Exercise brief:
Do any lines in the data below contain "电力设备及新能源"? If so, copy every one of them.

Records from a collection of figures:
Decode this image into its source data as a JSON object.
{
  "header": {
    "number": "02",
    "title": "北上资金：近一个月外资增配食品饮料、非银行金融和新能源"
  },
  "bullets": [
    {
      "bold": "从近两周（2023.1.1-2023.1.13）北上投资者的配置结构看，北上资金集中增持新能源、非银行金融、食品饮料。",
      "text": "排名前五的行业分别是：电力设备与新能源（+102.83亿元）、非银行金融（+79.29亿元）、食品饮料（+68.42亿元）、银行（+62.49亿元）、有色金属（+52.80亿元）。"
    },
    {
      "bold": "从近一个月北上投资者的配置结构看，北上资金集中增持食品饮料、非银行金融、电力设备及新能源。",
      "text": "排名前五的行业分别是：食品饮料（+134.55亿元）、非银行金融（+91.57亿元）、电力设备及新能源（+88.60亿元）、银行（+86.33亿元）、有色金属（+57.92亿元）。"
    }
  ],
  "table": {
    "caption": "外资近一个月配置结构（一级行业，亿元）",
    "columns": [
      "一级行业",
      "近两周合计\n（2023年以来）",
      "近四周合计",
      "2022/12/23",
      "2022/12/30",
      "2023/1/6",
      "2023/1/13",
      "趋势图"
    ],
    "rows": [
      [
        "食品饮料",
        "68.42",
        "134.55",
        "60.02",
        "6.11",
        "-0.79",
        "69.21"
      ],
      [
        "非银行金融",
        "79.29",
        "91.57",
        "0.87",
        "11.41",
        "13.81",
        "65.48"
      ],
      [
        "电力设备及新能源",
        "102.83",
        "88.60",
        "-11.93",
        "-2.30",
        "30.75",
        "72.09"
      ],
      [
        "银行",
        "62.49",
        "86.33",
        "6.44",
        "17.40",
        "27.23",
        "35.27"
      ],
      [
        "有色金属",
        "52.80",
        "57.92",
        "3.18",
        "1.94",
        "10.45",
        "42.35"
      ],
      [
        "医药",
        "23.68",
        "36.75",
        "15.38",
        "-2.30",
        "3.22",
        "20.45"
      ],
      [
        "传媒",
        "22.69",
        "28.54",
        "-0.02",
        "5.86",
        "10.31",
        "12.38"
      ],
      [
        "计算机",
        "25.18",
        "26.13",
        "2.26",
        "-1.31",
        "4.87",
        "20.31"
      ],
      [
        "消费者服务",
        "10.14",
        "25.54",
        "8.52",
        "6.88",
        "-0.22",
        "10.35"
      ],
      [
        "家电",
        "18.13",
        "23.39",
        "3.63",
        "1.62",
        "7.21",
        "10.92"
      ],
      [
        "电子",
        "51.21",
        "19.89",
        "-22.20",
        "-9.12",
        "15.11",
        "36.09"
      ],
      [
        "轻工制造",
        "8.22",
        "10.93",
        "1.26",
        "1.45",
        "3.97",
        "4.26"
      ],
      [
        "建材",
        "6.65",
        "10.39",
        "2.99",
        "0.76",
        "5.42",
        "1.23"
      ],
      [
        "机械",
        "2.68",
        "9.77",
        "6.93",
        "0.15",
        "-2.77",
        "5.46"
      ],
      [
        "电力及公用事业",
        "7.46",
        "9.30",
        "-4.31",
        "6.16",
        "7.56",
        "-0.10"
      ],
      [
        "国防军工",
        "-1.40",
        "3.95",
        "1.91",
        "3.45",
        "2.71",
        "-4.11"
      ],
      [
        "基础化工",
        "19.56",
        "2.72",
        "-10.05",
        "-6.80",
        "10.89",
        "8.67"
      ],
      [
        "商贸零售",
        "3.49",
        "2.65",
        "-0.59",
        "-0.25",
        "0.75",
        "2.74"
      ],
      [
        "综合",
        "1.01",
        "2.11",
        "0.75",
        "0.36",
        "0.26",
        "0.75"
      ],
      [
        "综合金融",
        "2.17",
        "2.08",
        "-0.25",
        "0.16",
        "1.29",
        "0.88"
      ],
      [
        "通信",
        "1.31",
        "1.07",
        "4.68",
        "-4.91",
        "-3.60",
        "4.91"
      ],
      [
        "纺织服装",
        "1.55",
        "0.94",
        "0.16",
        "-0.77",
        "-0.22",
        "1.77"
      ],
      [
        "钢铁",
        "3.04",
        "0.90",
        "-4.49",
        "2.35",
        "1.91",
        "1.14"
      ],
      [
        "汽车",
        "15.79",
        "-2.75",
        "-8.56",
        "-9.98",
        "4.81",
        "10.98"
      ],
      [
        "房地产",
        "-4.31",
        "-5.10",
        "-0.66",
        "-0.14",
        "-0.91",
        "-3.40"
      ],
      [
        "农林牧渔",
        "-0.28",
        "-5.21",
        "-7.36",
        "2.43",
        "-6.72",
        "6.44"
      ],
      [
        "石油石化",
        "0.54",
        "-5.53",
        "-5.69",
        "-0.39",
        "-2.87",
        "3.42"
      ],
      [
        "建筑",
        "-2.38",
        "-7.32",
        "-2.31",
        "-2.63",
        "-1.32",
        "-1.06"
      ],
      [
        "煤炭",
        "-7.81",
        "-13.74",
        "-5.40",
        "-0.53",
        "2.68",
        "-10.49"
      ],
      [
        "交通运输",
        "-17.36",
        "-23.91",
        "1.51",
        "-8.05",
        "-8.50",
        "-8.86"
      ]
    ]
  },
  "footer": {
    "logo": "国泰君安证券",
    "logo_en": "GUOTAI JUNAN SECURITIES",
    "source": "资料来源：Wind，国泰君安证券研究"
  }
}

Reply:
      "bold": "从近一个月北上投资者的配置结构看，北上资金集中增持食品饮料、非银行金融、电力设备及新能源。",
      "text": "排名前五的行业分别是：食品饮料（+134.55亿元）、非银行金融（+91.57亿元）、电力设备及新能源（+88.60亿元）、银行（+86.33亿元）、有色金属（+57.92亿元）。"
        "电力设备及新能源",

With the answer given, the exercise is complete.